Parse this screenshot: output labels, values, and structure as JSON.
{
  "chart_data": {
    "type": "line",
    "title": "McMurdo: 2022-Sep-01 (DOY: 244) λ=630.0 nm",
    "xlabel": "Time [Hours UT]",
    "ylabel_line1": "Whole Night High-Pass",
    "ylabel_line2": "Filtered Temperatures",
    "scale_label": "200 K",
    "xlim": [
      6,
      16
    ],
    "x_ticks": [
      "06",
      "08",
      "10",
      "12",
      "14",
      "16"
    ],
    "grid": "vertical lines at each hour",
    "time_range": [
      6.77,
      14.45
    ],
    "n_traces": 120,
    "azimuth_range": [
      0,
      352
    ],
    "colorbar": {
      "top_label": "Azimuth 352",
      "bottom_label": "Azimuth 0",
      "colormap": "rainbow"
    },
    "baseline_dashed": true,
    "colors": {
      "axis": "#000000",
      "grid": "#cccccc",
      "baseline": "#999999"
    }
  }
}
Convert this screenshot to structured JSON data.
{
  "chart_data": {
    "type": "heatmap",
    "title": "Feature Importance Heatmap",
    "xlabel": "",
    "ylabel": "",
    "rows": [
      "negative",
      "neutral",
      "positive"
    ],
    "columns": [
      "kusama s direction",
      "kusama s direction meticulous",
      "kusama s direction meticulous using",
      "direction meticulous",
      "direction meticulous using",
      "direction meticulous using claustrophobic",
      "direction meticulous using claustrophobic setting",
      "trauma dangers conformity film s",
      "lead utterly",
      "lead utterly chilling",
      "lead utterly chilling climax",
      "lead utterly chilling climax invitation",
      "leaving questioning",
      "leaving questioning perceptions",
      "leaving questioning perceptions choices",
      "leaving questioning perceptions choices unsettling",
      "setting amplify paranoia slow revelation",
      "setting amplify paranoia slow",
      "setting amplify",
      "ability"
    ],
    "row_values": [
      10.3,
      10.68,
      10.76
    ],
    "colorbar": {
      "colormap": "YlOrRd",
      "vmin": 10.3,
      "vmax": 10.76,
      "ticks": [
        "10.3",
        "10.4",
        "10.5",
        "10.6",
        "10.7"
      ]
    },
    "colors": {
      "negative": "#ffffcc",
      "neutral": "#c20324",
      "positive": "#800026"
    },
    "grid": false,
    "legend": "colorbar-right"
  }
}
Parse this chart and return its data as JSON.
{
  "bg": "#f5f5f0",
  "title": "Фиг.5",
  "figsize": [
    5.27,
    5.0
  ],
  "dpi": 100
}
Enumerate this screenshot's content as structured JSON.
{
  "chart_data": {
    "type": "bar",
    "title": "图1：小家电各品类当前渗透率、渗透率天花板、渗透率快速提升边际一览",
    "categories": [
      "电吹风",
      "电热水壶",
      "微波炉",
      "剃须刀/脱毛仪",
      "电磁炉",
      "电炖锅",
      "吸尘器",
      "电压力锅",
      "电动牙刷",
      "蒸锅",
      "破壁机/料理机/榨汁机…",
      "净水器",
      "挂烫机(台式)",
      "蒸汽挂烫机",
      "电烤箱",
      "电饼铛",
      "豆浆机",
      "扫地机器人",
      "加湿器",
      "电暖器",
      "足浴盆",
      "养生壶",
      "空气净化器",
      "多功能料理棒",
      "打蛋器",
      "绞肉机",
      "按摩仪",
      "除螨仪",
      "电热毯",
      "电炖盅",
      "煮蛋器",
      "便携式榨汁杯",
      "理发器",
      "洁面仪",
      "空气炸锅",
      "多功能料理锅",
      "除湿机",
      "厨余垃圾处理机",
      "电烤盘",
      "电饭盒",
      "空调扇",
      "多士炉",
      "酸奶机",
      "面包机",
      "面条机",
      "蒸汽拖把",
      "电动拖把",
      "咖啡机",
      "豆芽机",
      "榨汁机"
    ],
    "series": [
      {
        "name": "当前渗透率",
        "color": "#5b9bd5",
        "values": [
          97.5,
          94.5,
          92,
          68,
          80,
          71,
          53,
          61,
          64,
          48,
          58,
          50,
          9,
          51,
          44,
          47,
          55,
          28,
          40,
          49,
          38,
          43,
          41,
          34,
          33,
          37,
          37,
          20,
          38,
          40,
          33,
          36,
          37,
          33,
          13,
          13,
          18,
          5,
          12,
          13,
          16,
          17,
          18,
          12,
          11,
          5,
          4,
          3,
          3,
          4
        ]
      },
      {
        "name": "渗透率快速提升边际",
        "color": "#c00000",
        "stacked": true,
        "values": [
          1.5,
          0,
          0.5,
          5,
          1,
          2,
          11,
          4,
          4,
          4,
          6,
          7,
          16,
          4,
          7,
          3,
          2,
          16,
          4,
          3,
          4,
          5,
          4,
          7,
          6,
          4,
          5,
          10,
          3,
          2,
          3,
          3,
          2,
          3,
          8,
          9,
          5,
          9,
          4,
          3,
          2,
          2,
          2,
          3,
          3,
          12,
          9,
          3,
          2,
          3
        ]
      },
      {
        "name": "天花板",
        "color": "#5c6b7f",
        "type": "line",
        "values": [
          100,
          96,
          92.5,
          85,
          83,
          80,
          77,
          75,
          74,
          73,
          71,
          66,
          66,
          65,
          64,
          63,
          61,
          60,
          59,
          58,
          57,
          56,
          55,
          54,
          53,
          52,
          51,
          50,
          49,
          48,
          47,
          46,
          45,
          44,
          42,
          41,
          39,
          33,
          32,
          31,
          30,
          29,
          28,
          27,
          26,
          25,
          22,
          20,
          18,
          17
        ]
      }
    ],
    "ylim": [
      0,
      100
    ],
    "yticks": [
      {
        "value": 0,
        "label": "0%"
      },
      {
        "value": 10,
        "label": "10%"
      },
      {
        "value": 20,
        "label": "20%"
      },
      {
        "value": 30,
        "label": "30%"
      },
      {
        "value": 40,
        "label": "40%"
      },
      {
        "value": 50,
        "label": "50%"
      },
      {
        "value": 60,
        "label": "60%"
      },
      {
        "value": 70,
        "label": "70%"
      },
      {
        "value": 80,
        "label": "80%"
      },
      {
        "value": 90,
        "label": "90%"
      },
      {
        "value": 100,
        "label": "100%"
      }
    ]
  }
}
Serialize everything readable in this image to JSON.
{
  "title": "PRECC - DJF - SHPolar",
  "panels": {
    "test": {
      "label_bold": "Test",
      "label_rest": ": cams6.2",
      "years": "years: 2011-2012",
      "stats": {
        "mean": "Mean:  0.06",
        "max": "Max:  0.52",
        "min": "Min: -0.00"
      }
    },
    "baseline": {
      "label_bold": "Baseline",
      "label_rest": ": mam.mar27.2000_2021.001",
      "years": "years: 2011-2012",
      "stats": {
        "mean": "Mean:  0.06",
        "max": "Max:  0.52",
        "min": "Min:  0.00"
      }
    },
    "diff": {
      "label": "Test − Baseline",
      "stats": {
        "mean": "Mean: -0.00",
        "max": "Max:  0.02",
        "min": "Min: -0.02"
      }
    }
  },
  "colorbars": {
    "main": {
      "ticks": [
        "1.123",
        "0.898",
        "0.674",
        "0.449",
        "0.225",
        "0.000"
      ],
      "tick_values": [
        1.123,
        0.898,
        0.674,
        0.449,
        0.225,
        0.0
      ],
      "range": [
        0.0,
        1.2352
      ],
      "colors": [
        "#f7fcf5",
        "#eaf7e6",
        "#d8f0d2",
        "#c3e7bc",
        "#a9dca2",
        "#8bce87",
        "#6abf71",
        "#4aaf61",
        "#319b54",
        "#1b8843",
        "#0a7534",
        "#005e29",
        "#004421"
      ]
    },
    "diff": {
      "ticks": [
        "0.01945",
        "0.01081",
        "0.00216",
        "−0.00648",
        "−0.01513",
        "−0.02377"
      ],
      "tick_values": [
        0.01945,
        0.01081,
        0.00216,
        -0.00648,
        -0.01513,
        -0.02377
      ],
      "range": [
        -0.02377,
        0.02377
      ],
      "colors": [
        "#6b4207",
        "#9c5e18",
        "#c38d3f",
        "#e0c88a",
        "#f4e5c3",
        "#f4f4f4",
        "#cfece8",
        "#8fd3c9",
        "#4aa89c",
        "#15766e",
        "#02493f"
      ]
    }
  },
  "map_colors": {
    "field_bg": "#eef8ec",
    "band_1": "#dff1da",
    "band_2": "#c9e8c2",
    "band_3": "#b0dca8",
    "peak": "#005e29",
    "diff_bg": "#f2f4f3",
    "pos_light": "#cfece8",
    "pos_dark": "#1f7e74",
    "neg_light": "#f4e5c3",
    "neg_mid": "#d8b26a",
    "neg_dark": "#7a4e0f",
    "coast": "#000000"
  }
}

:: Task description ::
Provide only the number of lines in the entries that hold the word "paranoia".

:: Written solution ::
2